- SET PROBLEM -
Every line of the material below should be repeated exactly.

- RECORDS TO USE -
..............................
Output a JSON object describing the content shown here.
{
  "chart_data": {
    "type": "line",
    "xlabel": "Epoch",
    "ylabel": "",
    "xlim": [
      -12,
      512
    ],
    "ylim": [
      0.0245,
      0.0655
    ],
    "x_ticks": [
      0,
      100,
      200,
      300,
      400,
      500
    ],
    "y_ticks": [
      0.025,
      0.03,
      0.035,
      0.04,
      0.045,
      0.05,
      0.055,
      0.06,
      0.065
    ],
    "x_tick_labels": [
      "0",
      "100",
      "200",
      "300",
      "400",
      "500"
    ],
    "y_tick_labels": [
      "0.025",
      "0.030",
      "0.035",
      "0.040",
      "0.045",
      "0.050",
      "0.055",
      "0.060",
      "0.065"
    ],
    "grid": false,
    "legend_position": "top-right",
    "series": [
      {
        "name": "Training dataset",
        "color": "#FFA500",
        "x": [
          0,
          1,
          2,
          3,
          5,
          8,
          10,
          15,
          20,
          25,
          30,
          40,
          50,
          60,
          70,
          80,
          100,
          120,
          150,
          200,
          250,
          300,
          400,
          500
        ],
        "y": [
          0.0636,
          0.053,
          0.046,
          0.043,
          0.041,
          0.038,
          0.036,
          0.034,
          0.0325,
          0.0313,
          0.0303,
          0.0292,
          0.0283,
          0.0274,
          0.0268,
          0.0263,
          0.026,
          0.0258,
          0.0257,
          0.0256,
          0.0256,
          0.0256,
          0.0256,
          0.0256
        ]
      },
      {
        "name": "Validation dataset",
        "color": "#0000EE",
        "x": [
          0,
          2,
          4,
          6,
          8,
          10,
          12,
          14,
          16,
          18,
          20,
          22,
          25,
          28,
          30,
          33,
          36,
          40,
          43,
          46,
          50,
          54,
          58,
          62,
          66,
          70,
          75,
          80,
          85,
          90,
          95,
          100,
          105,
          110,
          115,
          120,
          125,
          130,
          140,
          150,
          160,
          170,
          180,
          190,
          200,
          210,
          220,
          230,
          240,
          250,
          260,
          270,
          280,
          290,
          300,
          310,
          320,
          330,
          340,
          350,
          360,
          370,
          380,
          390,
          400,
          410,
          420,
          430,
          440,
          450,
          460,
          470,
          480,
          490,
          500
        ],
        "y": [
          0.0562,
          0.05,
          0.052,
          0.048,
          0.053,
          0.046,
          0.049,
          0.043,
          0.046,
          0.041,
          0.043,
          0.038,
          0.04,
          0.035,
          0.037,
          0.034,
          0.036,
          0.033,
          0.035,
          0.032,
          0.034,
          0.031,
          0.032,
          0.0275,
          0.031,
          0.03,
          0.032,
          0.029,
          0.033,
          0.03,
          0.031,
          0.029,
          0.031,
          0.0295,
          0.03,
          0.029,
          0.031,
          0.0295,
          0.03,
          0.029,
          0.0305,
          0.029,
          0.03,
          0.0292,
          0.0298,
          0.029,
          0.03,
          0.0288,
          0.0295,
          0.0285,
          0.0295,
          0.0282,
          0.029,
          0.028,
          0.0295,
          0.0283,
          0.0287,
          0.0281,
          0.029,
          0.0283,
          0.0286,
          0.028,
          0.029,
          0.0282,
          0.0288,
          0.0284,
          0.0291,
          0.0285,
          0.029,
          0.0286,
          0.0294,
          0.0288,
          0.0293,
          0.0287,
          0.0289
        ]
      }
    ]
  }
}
..............................
- TASK RESULT -
Output a JSON object describing the content shown here.
{
  "chart_data": {
    "type": "line",
    "xlabel": "Epoch",
    "ylabel": "",
    "xlim": [
      -12,
      512
    ],
    "ylim": [
      0.0245,
      0.0655
    ],
    "x_ticks": [
      0,
      100,
      200,
      300,
      400,
      500
    ],
    "y_ticks": [
      0.025,
      0.03,
      0.035,
      0.04,
      0.045,
      0.05,
      0.055,
      0.06,
      0.065
    ],
    "x_tick_labels": [
      "0",
      "100",
      "200",
      "300",
      "400",
      "500"
    ],
    "y_tick_labels": [
      "0.025",
      "0.030",
      "0.035",
      "0.040",
      "0.045",
      "0.050",
      "0.055",
      "0.060",
      "0.065"
    ],
    "grid": false,
    "legend_position": "top-right",
    "series": [
      {
        "name": "Training dataset",
        "color": "#FFA500",
        "x": [
          0,
          1,
          2,
          3,
          5,
          8,
          10,
          15,
          20,
          25,
          30,
          40,
          50,
          60,
          70,
          80,
          100,
          120,
          150,
          200,
          250,
          300,
          400,
          500
        ],
        "y": [
          0.0636,
          0.053,
          0.046,
          0.043,
          0.041,
          0.038,
          0.036,
          0.034,
          0.0325,
          0.0313,
          0.0303,
          0.0292,
          0.0283,
          0.0274,
          0.0268,
          0.0263,
          0.026,
          0.0258,
          0.0257,
          0.0256,
          0.0256,
          0.0256,
          0.0256,
          0.0256
        ]
      },
      {
        "name": "Validation dataset",
        "color": "#0000EE",
        "x": [
          0,
          2,
          4,
          6,
          8,
          10,
          12,
          14,
          16,
          18,
          20,
          22,
          25,
          28,
          30,
          33,
          36,
          40,
          43,
          46,
          50,
          54,
          58,
          62,
          66,
          70,
          75,
          80,
          85,
          90,
          95,
          100,
          105,
          110,
          115,
          120,
          125,
          130,
          140,
          150,
          160,
          170,
          180,
          190,
          200,
          210,
          220,
          230,
          240,
          250,
          260,
          270,
          280,
          290,
          300,
          310,
          320,
          330,
          340,
          350,
          360,
          370,
          380,
          390,
          400,
          410,
          420,
          430,
          440,
          450,
          460,
          470,
          480,
          490,
          500
        ],
        "y": [
          0.0562,
          0.05,
          0.052,
          0.048,
          0.053,
          0.046,
          0.049,
          0.043,
          0.046,
          0.041,
          0.043,
          0.038,
          0.04,
          0.035,
          0.037,
          0.034,
          0.036,
          0.033,
          0.035,
          0.032,
          0.034,
          0.031,
          0.032,
          0.0275,
          0.031,
          0.03,
          0.032,
          0.029,
          0.033,
          0.03,
          0.031,
          0.029,
          0.031,
          0.0295,
          0.03,
          0.029,
          0.031,
          0.0295,
          0.03,
          0.029,
          0.0305,
          0.029,
          0.03,
          0.0292,
          0.0298,
          0.029,
          0.03,
          0.0288,
          0.0295,
          0.0285,
          0.0295,
          0.0282,
          0.029,
          0.028,
          0.0295,
          0.0283,
          0.0287,
          0.0281,
          0.029,
          0.0283,
          0.0286,
          0.028,
          0.029,
          0.0282,
          0.0288,
          0.0284,
          0.0291,
          0.0285,
          0.029,
          0.0286,
          0.0294,
          0.0288,
          0.0293,
          0.0287,
          0.0289
        ]
      }
    ]
  }
}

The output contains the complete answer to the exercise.